Stored entries:
○ ○ ○

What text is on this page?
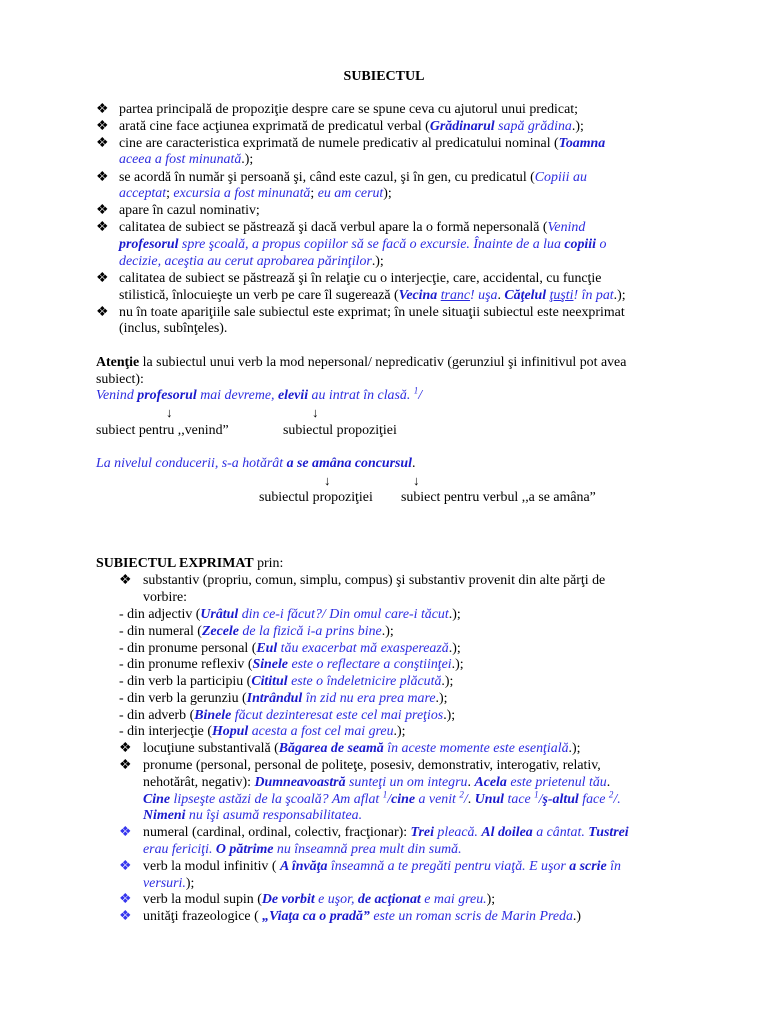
SUBIECTUL
❖ partea principală de propoziţie despre care se spune ceva cu ajutorul unui predicat;
❖ arată cine face acţiunea exprimată de predicatul verbal (Grădinarul sapă grădina.);
❖ cine are caracteristica exprimată de numele predicativ al predicatului nominal (Toamna
aceea a fost minunată.);
❖ se acordă în număr şi persoană şi, când este cazul, şi în gen, cu predicatul (Copiii au
acceptat; excursia a fost minunată; eu am cerut);
❖ apare în cazul nominativ;
❖ calitatea de subiect se păstrează şi dacă verbul apare la o formă nepersonală (Venind
profesorul spre şcoală, a propus copiilor să se facă o excursie. Înainte de a lua copiii o
decizie, aceştia au cerut aprobarea părinţilor.);
❖ calitatea de subiect se păstrează şi în relaţie cu o interjecţie, care, accidental, cu funcţie
stilistică, înlocuieşte un verb pe care îl sugerează (Vecina tranc! uşa. Căţelul ţuşti! în pat.);
❖ nu în toate apariţiile sale subiectul este exprimat; în unele situaţii subiectul este neexprimat
(inclus, subînţeles).
Atenţie la subiectul unui verb la mod nepersonal/ nepredicativ (gerunziul şi infinitivul pot avea
subiect):
Venind profesorul mai devreme, elevii au intrat în clasă. $^1$/
↓	↓
subiect pentru ,,venind”	subiectul propoziţiei
La nivelul conducerii, s-a hotărât a se amâna concursul.
↓	↓
subiectul propoziţiei subiect pentru verbul ,,a se amâna”
SUBIECTUL EXPRIMAT prin:
❖ substantiv (propriu, comun, simplu, compus) şi substantiv provenit din alte părţi de
vorbire:
- din adjectiv (Urâtul din ce-i făcut?/ Din omul care-i tăcut.);
- din numeral (Zecele de la fizică i-a prins bine.);
- din pronume personal (Eul tău exacerbat mă exasperează.);
- din pronume reflexiv (Sinele este o reflectare a conştiinţei.);
- din verb la participiu (Cititul este o îndeletnicire plăcută.);
- din verb la gerunziu (Intrândul în zid nu era prea mare.);
- din adverb (Binele făcut dezinteresat este cel mai preţios.);
- din interjecţie (Hopul acesta a fost cel mai greu.);
❖ locuţiune substantivală (Băgarea de seamă în aceste momente este esenţială.);
❖ pronume (personal, personal de politeţe, posesiv, demonstrativ, interogativ, relativ,
nehotărât, negativ): Dumneavoastră sunteţi un om integru. Acela este prietenul tău.
Cine lipseşte astăzi de la şcoală? Am aflat $^1$/cine a venit $^2$/. Unul tace $^1$/ş-altul face $^2$/.
Nimeni nu îşi asumă responsabilitatea.
❖ numeral (cardinal, ordinal, colectiv, fracţionar): Trei pleacă. Al doilea a cântat. Tustrei
erau fericiţi. O pătrime nu înseamnă prea mult din sumă.
❖ verb la modul infinitiv ( A învăţa înseamnă a te pregăti pentru viaţă. E uşor a scrie în
versuri.);
❖ verb la modul supin (De vorbit e uşor, de acţionat e mai greu.);
❖ unităţi frazeologice ( „Viaţa ca o pradă” este un roman scris de Marin Preda.)
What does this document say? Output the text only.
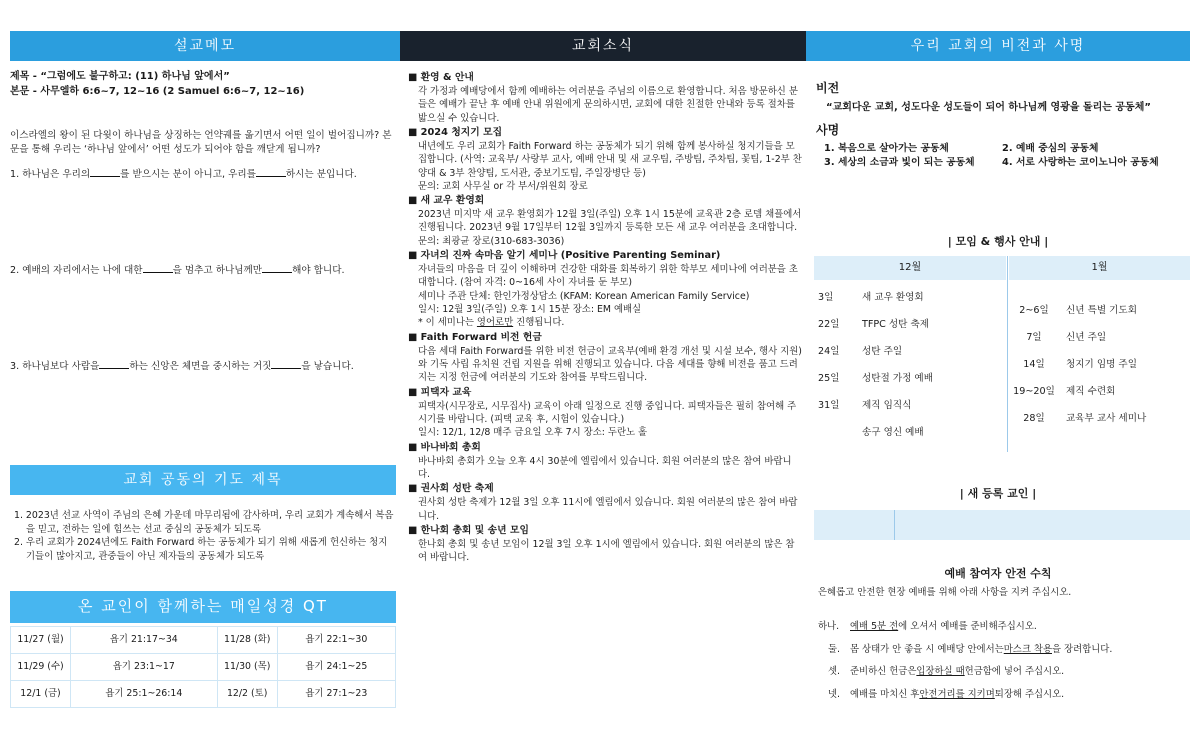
설교메모
제목 - “그럼에도 불구하고: (11) 하나님 앞에서”
본문 - 사무엘하 6:6~7, 12~16 (2 Samuel 6:6~7, 12~16)
이스라엘의 왕이 된 다윗이 하나님을 상징하는 언약궤를 옮기면서 어떤 일이 벌어집니까? 본문을 통해 우리는 ‘하나님 앞에서’ 어떤 성도가 되어야 함을 깨닫게 됩니까?
1. 하나님은 우리의	를 받으시는 분이 아니고, 우리를	하시는 분입니다.
2. 예배의 자리에서는 나에 대한	을 멈추고 하나님께만	해야 합니다.
3. 하나님보다 사람을	하는 신앙은 체면을 중시하는 거짓	을 낳습니다.
교회 공동의 기도 제목
1. 2023년 선교 사역이 주님의 은혜 가운데 마무리됨에 감사하며, 우리 교회가 계속해서 복음을 믿고, 전하는 일에 힘쓰는 선교 중심의 공동체가 되도록
2. 우리 교회가 2024년에도 Faith Forward 하는 공동체가 되기 위해 새롭게 헌신하는 청지기들이 많아지고, 관중들이 아닌 제자들의 공동체가 되도록
온 교인이 함께하는 매일성경 QT
11/27 (월)	욥기 21:17~34	11/28 (화)	욥기 22:1~30
11/29 (수)	욥기 23:1~17	11/30 (목)	욥기 24:1~25
12/1 (금)	욥기 25:1~26:14	12/2 (토)	욥기 27:1~23
교회소식
■ 환영 & 안내
각 가정과 예배당에서 함께 예배하는 여러분을 주님의 이름으로 환영합니다. 처음 방문하신 분들은 예배가 끝난 후 예배 안내 위원에게 문의하시면, 교회에 대한 친절한 안내와 등록 절차를 밟으실 수 있습니다.
■ 2024 청지기 모집
내년에도 우리 교회가 Faith Forward 하는 공동체가 되기 위해 함께 봉사하실 청지기들을 모집합니다. (사역: 교육부/ 사랑부 교사, 예배 안내 및 새 교우팀, 주방팀, 주차팀, 꽃팀, 1-2부 찬양대 & 3부 찬양팀, 도서관, 중보기도팀, 주일장병단 등)
문의: 교회 사무실 or 각 부서/위원회 장로
■ 새 교우 환영회
2023년 미지막 새 교우 환영회가 12월 3일(주일) 오후 1시 15분에 교육관 2층 로뎀 채플에서 진행됩니다. 2023년 9월 17일부터 12월 3일까지 등록한 모든 새 교우 여러분을 초대합니다. 문의: 최광균 장로(310-683-3036)
■ 자녀의 진짜 속마음 알기 세미나 (Positive Parenting Seminar)
자녀들의 마음을 더 깊이 이해하며 건강한 대화를 회복하기 위한 학부모 세미나에 여러분을 초대합니다. (참여 자격: 0~16세 사이 자녀를 둔 부모)
세미나 주관 단체: 한인가정상담소 (KFAM: Korean American Family Service)
일시: 12월 3일(주일) 오후 1시 15분 장소: EM 예배실
* 이 세미나는 영어로만 진행됩니다.
■ Faith Forward 비전 헌금
다음 세대 Faith Forward를 위한 비전 헌금이 교육부(예배 환경 개선 및 시설 보수, 행사 지원)와 기독 사립 유치원 건립 지원을 위해 진행되고 있습니다. 다음 세대를 향해 비전을 품고 드려지는 지정 헌금에 여러분의 기도와 참여를 부탁드립니다.
■ 피택자 교육
피택자(시무장로, 시무집사) 교육이 아래 일정으로 진행 중입니다. 피택자들은 필히 참여해 주시기를 바랍니다. (피택 교육 후, 시험이 있습니다.)
일시: 12/1, 12/8 매주 금요일 오후 7시 장소: 두란노 홀
■ 바나바회 총회
바나바회 총회가 오늘 오후 4시 30분에 엘림에서 있습니다. 회원 여러분의 많은 참여 바랍니다.
■ 권사회 성탄 축제
권사회 성탄 축제가 12월 3일 오후 11시에 엘림에서 있습니다. 회원 여러분의 많은 참여 바랍니다.
■ 한나회 총회 및 송년 모임
한나회 총회 및 송년 모임이 12월 3일 오후 1시에 엘림에서 있습니다. 회원 여러분의 많은 참여 바랍니다.
우리 교회의 비전과 사명
비전
“교회다운 교회, 성도다운 성도들이 되어 하나님께 영광을 돌리는 공동체”
사명
1. 복음으로 살아가는 공동체	2. 예배 중심의 공동체
3. 세상의 소금과 빛이 되는 공동체	4. 서로 사랑하는 코이노니아 공동체
| 모임 & 행사 안내 |
12월	1월
3일	새 교우 환영회
22일	TFPC 성탄 축제
24일	성탄 주일
25일	성탄절 가정 예배
31일	제직 임직식
송구 영신 예배
2~6일	신년 특별 기도회
7일	신년 주일
14일	청지기 임명 주일
19~20일	제직 수련회
28일	교육부 교사 세미나
| 새 등록 교인 |
예배 참여자 안전 수칙
은혜롭고 안전한 현장 예배를 위해 아래 사항을 지켜 주십시오.
하나.	예배 5분 전 에 오셔서 예배를 준비해주십시오.
둘.	몸 상태가 안 좋을 시 예배당 안에서는 마스크 착용 을 장려합니다.
셋.	준비하신 헌금은 입장하실 때 헌금함에 넣어 주십시오.
넷.	예배를 마치신 후 안전거리를 지키며 퇴장해 주십시오.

○ ○ ○

§ **Task to carry out**
Copy every line above that includes the string "있습니다".

§ **The solution**
각 가정과 예배당에서 함께 예배하는 여러분을 주님의 이름으로 환영합니다. 처음 방문하신 분들은 예배가 끝난 후 예배 안내 위원에게 문의하시면, 교회에 대한 친절한 안내와 등록 절차를 밟으실 수 있습니다.
다음 세대 Faith Forward를 위한 비전 헌금이 교육부(예배 환경 개선 및 시설 보수, 행사 지원)와 기독 사립 유치원 건립 지원을 위해 진행되고 있습니다. 다음 세대를 향해 비전을 품고 드려지는 지정 헌금에 여러분의 기도와 참여를 부탁드립니다.
피택자(시무장로, 시무집사) 교육이 아래 일정으로 진행 중입니다. 피택자들은 필히 참여해 주시기를 바랍니다. (피택 교육 후, 시험이 있습니다.)
바나바회 총회가 오늘 오후 4시 30분에 엘림에서 있습니다. 회원 여러분의 많은 참여 바랍니다.
권사회 성탄 축제가 12월 3일 오후 11시에 엘림에서 있습니다. 회원 여러분의 많은 참여 바랍니다.
한나회 총회 및 송년 모임이 12월 3일 오후 1시에 엘림에서 있습니다. 회원 여러분의 많은 참여 바랍니다.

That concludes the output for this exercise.